#### GIVEN RECORDS ####
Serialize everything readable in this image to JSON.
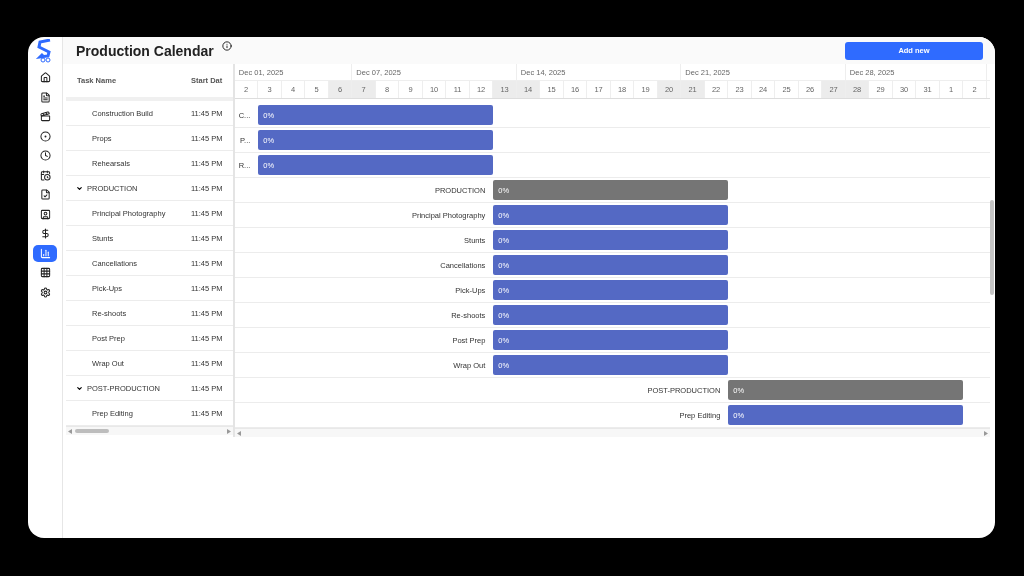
{
  "sidebar": {
    "items": [
      {
        "selected": false
      },
      {
        "selected": false
      },
      {
        "selected": false
      },
      {
        "selected": false
      },
      {
        "selected": false
      },
      {
        "selected": false
      },
      {
        "selected": false
      },
      {
        "selected": false
      },
      {
        "selected": false
      },
      {
        "selected": true
      },
      {
        "selected": false
      },
      {
        "selected": false
      }
    ]
  },
  "header": {
    "title": "Production Calendar",
    "add_button": "Add new"
  },
  "table": {
    "columns": [
      "Task Name",
      "Start Dat"
    ]
  },
  "timeline": {
    "weeks": [
      {
        "label": "Dec 01, 2025",
        "days": [
          {
            "label": "2",
            "weekend": false
          },
          {
            "label": "3",
            "weekend": false
          },
          {
            "label": "4",
            "weekend": false
          },
          {
            "label": "5",
            "weekend": false
          },
          {
            "label": "6",
            "weekend": true
          }
        ]
      },
      {
        "label": "Dec 07, 2025",
        "days": [
          {
            "label": "7",
            "weekend": true
          },
          {
            "label": "8",
            "weekend": false
          },
          {
            "label": "9",
            "weekend": false
          },
          {
            "label": "10",
            "weekend": false
          },
          {
            "label": "11",
            "weekend": false
          },
          {
            "label": "12",
            "weekend": false
          },
          {
            "label": "13",
            "weekend": true
          }
        ]
      },
      {
        "label": "Dec 14, 2025",
        "days": [
          {
            "label": "14",
            "weekend": true
          },
          {
            "label": "15",
            "weekend": false
          },
          {
            "label": "16",
            "weekend": false
          },
          {
            "label": "17",
            "weekend": false
          },
          {
            "label": "18",
            "weekend": false
          },
          {
            "label": "19",
            "weekend": false
          },
          {
            "label": "20",
            "weekend": true
          }
        ]
      },
      {
        "label": "Dec 21, 2025",
        "days": [
          {
            "label": "21",
            "weekend": true
          },
          {
            "label": "22",
            "weekend": false
          },
          {
            "label": "23",
            "weekend": false
          },
          {
            "label": "24",
            "weekend": false
          },
          {
            "label": "25",
            "weekend": false
          },
          {
            "label": "26",
            "weekend": false
          },
          {
            "label": "27",
            "weekend": true
          }
        ]
      },
      {
        "label": "Dec 28, 2025",
        "days": [
          {
            "label": "28",
            "weekend": true
          },
          {
            "label": "29",
            "weekend": false
          },
          {
            "label": "30",
            "weekend": false
          },
          {
            "label": "31",
            "weekend": false
          },
          {
            "label": "1",
            "weekend": false
          },
          {
            "label": "2",
            "weekend": false
          }
        ]
      }
    ]
  },
  "groups": [
    {
      "children": [
        {
          "name": "Construction Build",
          "start": "11:45 PM",
          "bar_label": "C...",
          "progress": "0%"
        },
        {
          "name": "Props",
          "start": "11:45 PM",
          "bar_label": "P...",
          "progress": "0%"
        },
        {
          "name": "Rehearsals",
          "start": "11:45 PM",
          "bar_label": "R...",
          "progress": "0%"
        }
      ]
    },
    {
      "name": "PRODUCTION",
      "expanded": true,
      "start": "11:45 PM",
      "bar_label": "PRODUCTION",
      "progress": "0%",
      "children": [
        {
          "name": "Principal Photography",
          "start": "11:45 PM",
          "bar_label": "Principal Photography",
          "progress": "0%"
        },
        {
          "name": "Stunts",
          "start": "11:45 PM",
          "bar_label": "Stunts",
          "progress": "0%"
        },
        {
          "name": "Cancellations",
          "start": "11:45 PM",
          "bar_label": "Cancellations",
          "progress": "0%"
        },
        {
          "name": "Pick-Ups",
          "start": "11:45 PM",
          "bar_label": "Pick-Ups",
          "progress": "0%"
        },
        {
          "name": "Re-shoots",
          "start": "11:45 PM",
          "bar_label": "Re-shoots",
          "progress": "0%"
        },
        {
          "name": "Post Prep",
          "start": "11:45 PM",
          "bar_label": "Post Prep",
          "progress": "0%"
        },
        {
          "name": "Wrap Out",
          "start": "11:45 PM",
          "bar_label": "Wrap Out",
          "progress": "0%"
        }
      ]
    },
    {
      "name": "POST-PRODUCTION",
      "expanded": true,
      "start": "11:45 PM",
      "bar_label": "POST-PRODUCTION",
      "progress": "0%",
      "children": [
        {
          "name": "Prep Editing",
          "start": "11:45 PM",
          "bar_label": "Prep Editing",
          "progress": "0%"
        }
      ]
    }
  ]
}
####
**TASK TO CARRY OUT**
Go through the material line by line. Show each line that contains the string "Photography".

**TASK ANSWER**
          "name": "Principal Photography",
          "bar_label": "Principal Photography",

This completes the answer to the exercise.